INPUT DATA
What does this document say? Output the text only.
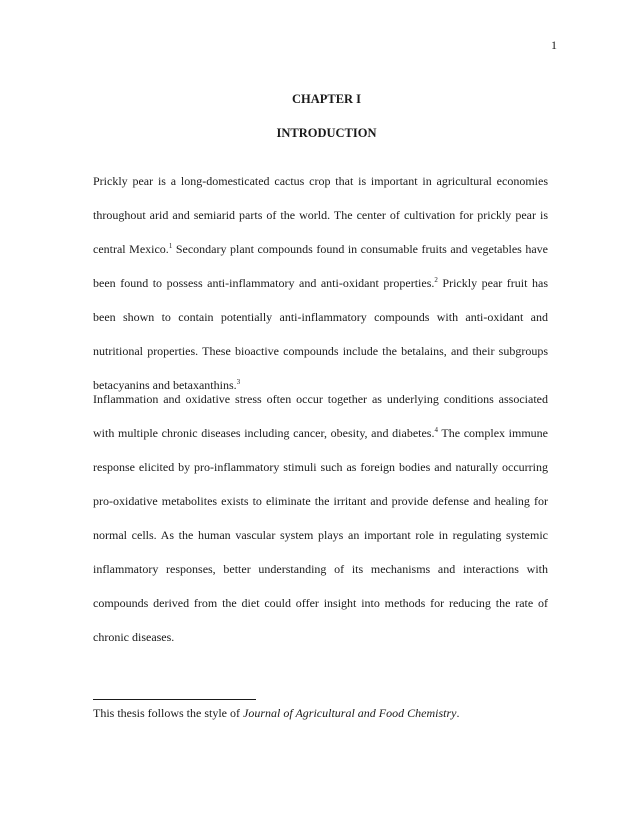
1
CHAPTER I
INTRODUCTION

Prickly pear is a long-domesticated cactus crop that is important in agricultural economies throughout arid and semiarid parts of the world. The center of cultivation for prickly pear is central Mexico.$^1$ Secondary plant compounds found in consumable fruits and vegetables have been found to possess anti-inflammatory and anti-oxidant properties.$^2$ Prickly pear fruit has been shown to contain potentially anti-inflammatory compounds with anti-oxidant and nutritional properties. These bioactive compounds include the betalains, and their subgroups betacyanins and betaxanthins.$^3$

Inflammation and oxidative stress often occur together as underlying conditions associated with multiple chronic diseases including cancer, obesity, and diabetes.$^4$ The complex immune response elicited by pro-inflammatory stimuli such as foreign bodies and naturally occurring pro-oxidative metabolites exists to eliminate the irritant and provide defense and healing for normal cells. As the human vascular system plays an important role in regulating systemic inflammatory responses, better understanding of its mechanisms and interactions with compounds derived from the diet could offer insight into methods for reducing the rate of chronic diseases.

This thesis follows the style of Journal of Agricultural and Food Chemistry.
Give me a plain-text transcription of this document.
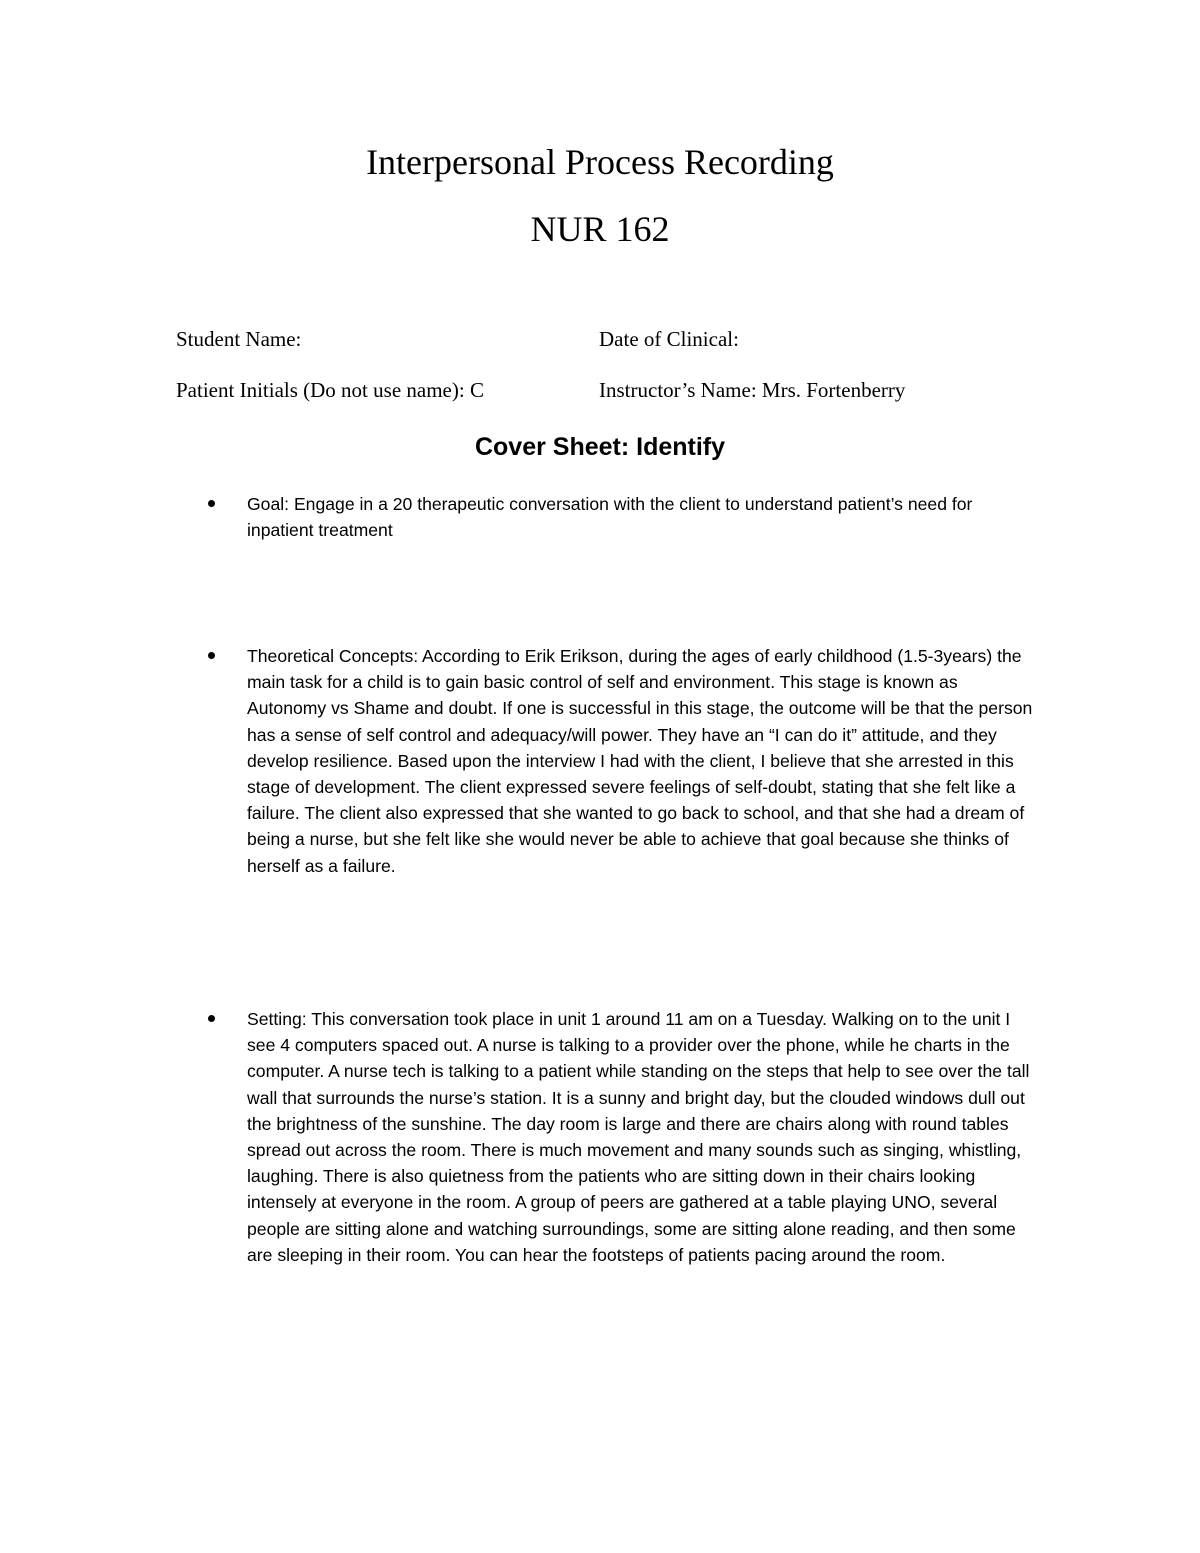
Interpersonal Process Recording
NUR 162
Student Name:	Date of Clinical:
Patient Initials (Do not use name): C	Instructor’s Name: Mrs. Fortenberry
Cover Sheet: Identify
Goal: Engage in a 20 therapeutic conversation with the client to understand patient’s need for inpatient treatment
Theoretical Concepts: According to Erik Erikson, during the ages of early childhood (1.5-3years) the main task for a child is to gain basic control of self and environment. This stage is known as Autonomy vs Shame and doubt. If one is successful in this stage, the outcome will be that the person has a sense of self control and adequacy/will power. They have an “I can do it” attitude, and they develop resilience. Based upon the interview I had with the client, I believe that she arrested in this stage of development. The client expressed severe feelings of self-doubt, stating that she felt like a failure. The client also expressed that she wanted to go back to school, and that she had a dream of being a nurse, but she felt like she would never be able to achieve that goal because she thinks of herself as a failure.
Setting: This conversation took place in unit 1 around 11 am on a Tuesday. Walking on to the unit I see 4 computers spaced out. A nurse is talking to a provider over the phone, while he charts in the computer. A nurse tech is talking to a patient while standing on the steps that help to see over the tall wall that surrounds the nurse’s station. It is a sunny and bright day, but the clouded windows dull out the brightness of the sunshine. The day room is large and there are chairs along with round tables spread out across the room. There is much movement and many sounds such as singing, whistling, laughing. There is also quietness from the patients who are sitting down in their chairs looking intensely at everyone in the room. A group of peers are gathered at a table playing UNO, several people are sitting alone and watching surroundings, some are sitting alone reading, and then some are sleeping in their room. You can hear the footsteps of patients pacing around the room.
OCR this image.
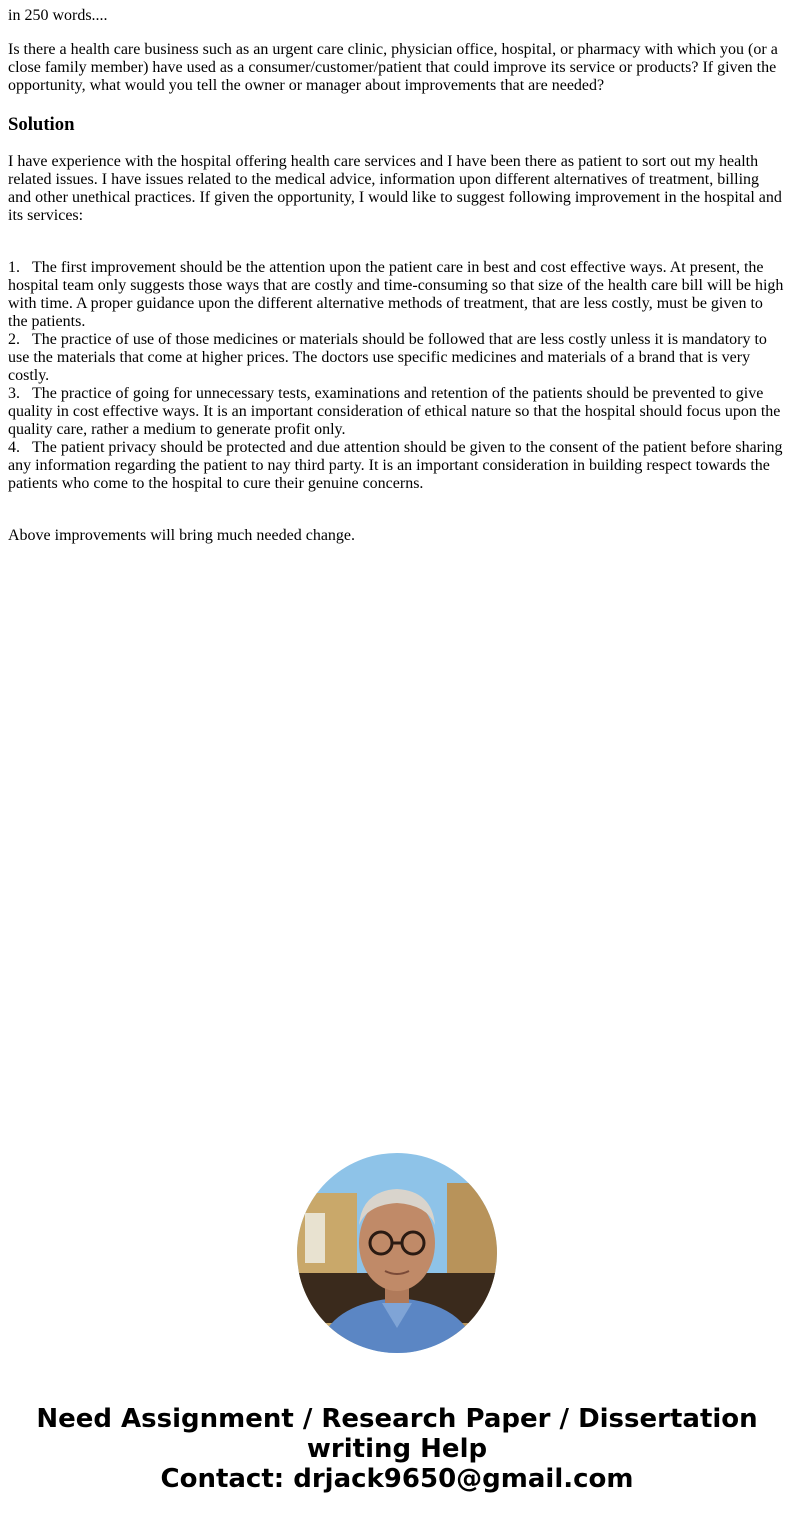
in 250 words....

Is there a health care business such as an urgent care clinic, physician office, hospital, or pharmacy with which you (or a close family member) have used as a consumer/customer/patient that could improve its service or products? If given the opportunity, what would you tell the owner or manager about improvements that are needed?

Solution

I have experience with the hospital offering health care services and I have been there as patient to sort out my health related issues. I have issues related to the medical advice, information upon different alternatives of treatment, billing and other unethical practices. If given the opportunity, I would like to suggest following improvement in the hospital and its services:

1. The first improvement should be the attention upon the patient care in best and cost effective ways. At present, the hospital team only suggests those ways that are costly and time-consuming so that size of the health care bill will be high with time. A proper guidance upon the different alternative methods of treatment, that are less costly, must be given to the patients.

2. The practice of use of those medicines or materials should be followed that are less costly unless it is mandatory to use the materials that come at higher prices. The doctors use specific medicines and materials of a brand that is very costly.

3. The practice of going for unnecessary tests, examinations and retention of the patients should be prevented to give quality in cost effective ways. It is an important consideration of ethical nature so that the hospital should focus upon the quality care, rather a medium to generate profit only.

4. The patient privacy should be protected and due attention should be given to the consent of the patient before sharing any information regarding the patient to nay third party. It is an important consideration in building respect towards the patients who come to the hospital to cure their genuine concerns.

Above improvements will bring much needed change.

Need Assignment / Research Paper / Dissertation writing Help
Contact: drjack9650@gmail.com
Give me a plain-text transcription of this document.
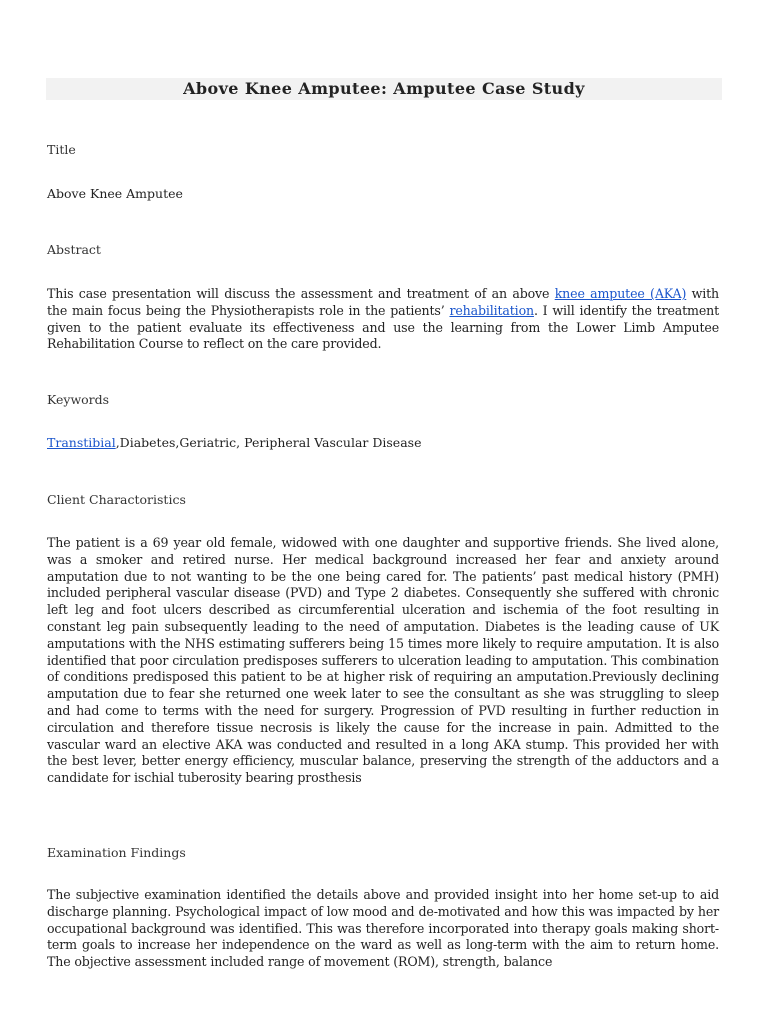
Above Knee Amputee: Amputee Case Study

Title

Above Knee Amputee

Abstract

This case presentation will discuss the assessment and treatment of an above knee amputee (AKA) with the main focus being the Physiotherapists role in the patients’ rehabilitation. I will identify the treatment given to the patient evaluate its effectiveness and use the learning from the Lower Limb Amputee Rehabilitation Course to reflect on the care provided.

Keywords

Transtibial,Diabetes,Geriatric, Peripheral Vascular Disease

Client Charactoristics

The patient is a 69 year old female, widowed with one daughter and supportive friends. She lived alone, was a smoker and retired nurse. Her medical background increased her fear and anxiety around amputation due to not wanting to be the one being cared for. The patients’ past medical history (PMH) included peripheral vascular disease (PVD) and Type 2 diabetes. Consequently she suffered with chronic left leg and foot ulcers described as circumferential ulceration and ischemia of the foot resulting in constant leg pain subsequently leading to the need of amputation. Diabetes is the leading cause of UK amputations with the NHS estimating sufferers being 15 times more likely to require amputation. It is also identified that poor circulation predisposes sufferers to ulceration leading to amputation. This combination of conditions predisposed this patient to be at higher risk of requiring an amputation.Previously declining amputation due to fear she returned one week later to see the consultant as she was struggling to sleep and had come to terms with the need for surgery. Progression of PVD resulting in further reduction in circulation and therefore tissue necrosis is likely the cause for the increase in pain. Admitted to the vascular ward an elective AKA was conducted and resulted in a long AKA stump. This provided her with the best lever, better energy efficiency, muscular balance, preserving the strength of the adductors and a candidate for ischial tuberosity bearing prosthesis

Examination Findings

The subjective examination identified the details above and provided insight into her home set-up to aid discharge planning. Psychological impact of low mood and de-motivated and how this was impacted by her occupational background was identified. This was therefore incorporated into therapy goals making short-term goals to increase her independence on the ward as well as long-term with the aim to return home. The objective assessment included range of movement (ROM), strength, balance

EXERCISE AIM
Pictures stay out; everything else in the listing above gets repeated exactly.

WRITTEN REPLY
What does this document say? Output the text only.
1
CHAPTER I
INTRODUCTION

Prickly pear is a long-domesticated cactus crop that is important in agricultural economies throughout arid and semiarid parts of the world. The center of cultivation for prickly pear is central Mexico.$^1$ Secondary plant compounds found in consumable fruits and vegetables have been found to possess anti-inflammatory and anti-oxidant properties.$^2$ Prickly pear fruit has been shown to contain potentially anti-inflammatory compounds with anti-oxidant and nutritional properties. These bioactive compounds include the betalains, and their subgroups betacyanins and betaxanthins.$^3$

Inflammation and oxidative stress often occur together as underlying conditions associated with multiple chronic diseases including cancer, obesity, and diabetes.$^4$ The complex immune response elicited by pro-inflammatory stimuli such as foreign bodies and naturally occurring pro-oxidative metabolites exists to eliminate the irritant and provide defense and healing for normal cells. As the human vascular system plays an important role in regulating systemic inflammatory responses, better understanding of its mechanisms and interactions with compounds derived from the diet could offer insight into methods for reducing the rate of chronic diseases.

This thesis follows the style of Journal of Agricultural and Food Chemistry.
Give me a plain-text transcription of this document.
Interpersonal Process Recording
NUR 162
Student Name:	Date of Clinical:
Patient Initials (Do not use name): C	Instructor’s Name: Mrs. Fortenberry
Cover Sheet: Identify
Goal: Engage in a 20 therapeutic conversation with the client to understand patient’s need for inpatient treatment
Theoretical Concepts: According to Erik Erikson, during the ages of early childhood (1.5-3years) the main task for a child is to gain basic control of self and environment. This stage is known as Autonomy vs Shame and doubt. If one is successful in this stage, the outcome will be that the person has a sense of self control and adequacy/will power. They have an “I can do it” attitude, and they develop resilience. Based upon the interview I had with the client, I believe that she arrested in this stage of development. The client expressed severe feelings of self-doubt, stating that she felt like a failure. The client also expressed that she wanted to go back to school, and that she had a dream of being a nurse, but she felt like she would never be able to achieve that goal because she thinks of herself as a failure.
Setting: This conversation took place in unit 1 around 11 am on a Tuesday. Walking on to the unit I see 4 computers spaced out. A nurse is talking to a provider over the phone, while he charts in the computer. A nurse tech is talking to a patient while standing on the steps that help to see over the tall wall that surrounds the nurse’s station. It is a sunny and bright day, but the clouded windows dull out the brightness of the sunshine. The day room is large and there are chairs along with round tables spread out across the room. There is much movement and many sounds such as singing, whistling, laughing. There is also quietness from the patients who are sitting down in their chairs looking intensely at everyone in the room. A group of peers are gathered at a table playing UNO, several people are sitting alone and watching surroundings, some are sitting alone reading, and then some are sleeping in their room. You can hear the footsteps of patients pacing around the room.
OCR this image.
in 250 words....

Is there a health care business such as an urgent care clinic, physician office, hospital, or pharmacy with which you (or a close family member) have used as a consumer/customer/patient that could improve its service or products? If given the opportunity, what would you tell the owner or manager about improvements that are needed?

Solution

I have experience with the hospital offering health care services and I have been there as patient to sort out my health related issues. I have issues related to the medical advice, information upon different alternatives of treatment, billing and other unethical practices. If given the opportunity, I would like to suggest following improvement in the hospital and its services:

1. The first improvement should be the attention upon the patient care in best and cost effective ways. At present, the hospital team only suggests those ways that are costly and time-consuming so that size of the health care bill will be high with time. A proper guidance upon the different alternative methods of treatment, that are less costly, must be given to the patients.

2. The practice of use of those medicines or materials should be followed that are less costly unless it is mandatory to use the materials that come at higher prices. The doctors use specific medicines and materials of a brand that is very costly.

3. The practice of going for unnecessary tests, examinations and retention of the patients should be prevented to give quality in cost effective ways. It is an important consideration of ethical nature so that the hospital should focus upon the quality care, rather a medium to generate profit only.

4. The patient privacy should be protected and due attention should be given to the consent of the patient before sharing any information regarding the patient to nay third party. It is an important consideration in building respect towards the patients who come to the hospital to cure their genuine concerns.

Above improvements will bring much needed change.

Need Assignment / Research Paper / Dissertation writing Help
Contact: drjack9650@gmail.com
Give me a plain-text transcription of this document.
Above Knee Amputee: Amputee Case Study

Title

Above Knee Amputee

Abstract

This case presentation will discuss the assessment and treatment of an above knee amputee (AKA) with the main focus being the Physiotherapists role in the patients’ rehabilitation. I will identify the treatment given to the patient evaluate its effectiveness and use the learning from the Lower Limb Amputee Rehabilitation Course to reflect on the care provided.

Keywords

Transtibial,Diabetes,Geriatric, Peripheral Vascular Disease

Client Charactoristics

The patient is a 69 year old female, widowed with one daughter and supportive friends. She lived alone, was a smoker and retired nurse. Her medical background increased her fear and anxiety around amputation due to not wanting to be the one being cared for. The patients’ past medical history (PMH) included peripheral vascular disease (PVD) and Type 2 diabetes. Consequently she suffered with chronic left leg and foot ulcers described as circumferential ulceration and ischemia of the foot resulting in constant leg pain subsequently leading to the need of amputation. Diabetes is the leading cause of UK amputations with the NHS estimating sufferers being 15 times more likely to require amputation. It is also identified that poor circulation predisposes sufferers to ulceration leading to amputation. This combination of conditions predisposed this patient to be at higher risk of requiring an amputation.Previously declining amputation due to fear she returned one week later to see the consultant as she was struggling to sleep and had come to terms with the need for surgery. Progression of PVD resulting in further reduction in circulation and therefore tissue necrosis is likely the cause for the increase in pain. Admitted to the vascular ward an elective AKA was conducted and resulted in a long AKA stump. This provided her with the best lever, better energy efficiency, muscular balance, preserving the strength of the adductors and a candidate for ischial tuberosity bearing prosthesis

Examination Findings

The subjective examination identified the details above and provided insight into her home set-up to aid discharge planning. Psychological impact of low mood and de-motivated and how this was impacted by her occupational background was identified. This was therefore incorporated into therapy goals making short-term goals to increase her independence on the ward as well as long-term with the aim to return home. The objective assessment included range of movement (ROM), strength, balance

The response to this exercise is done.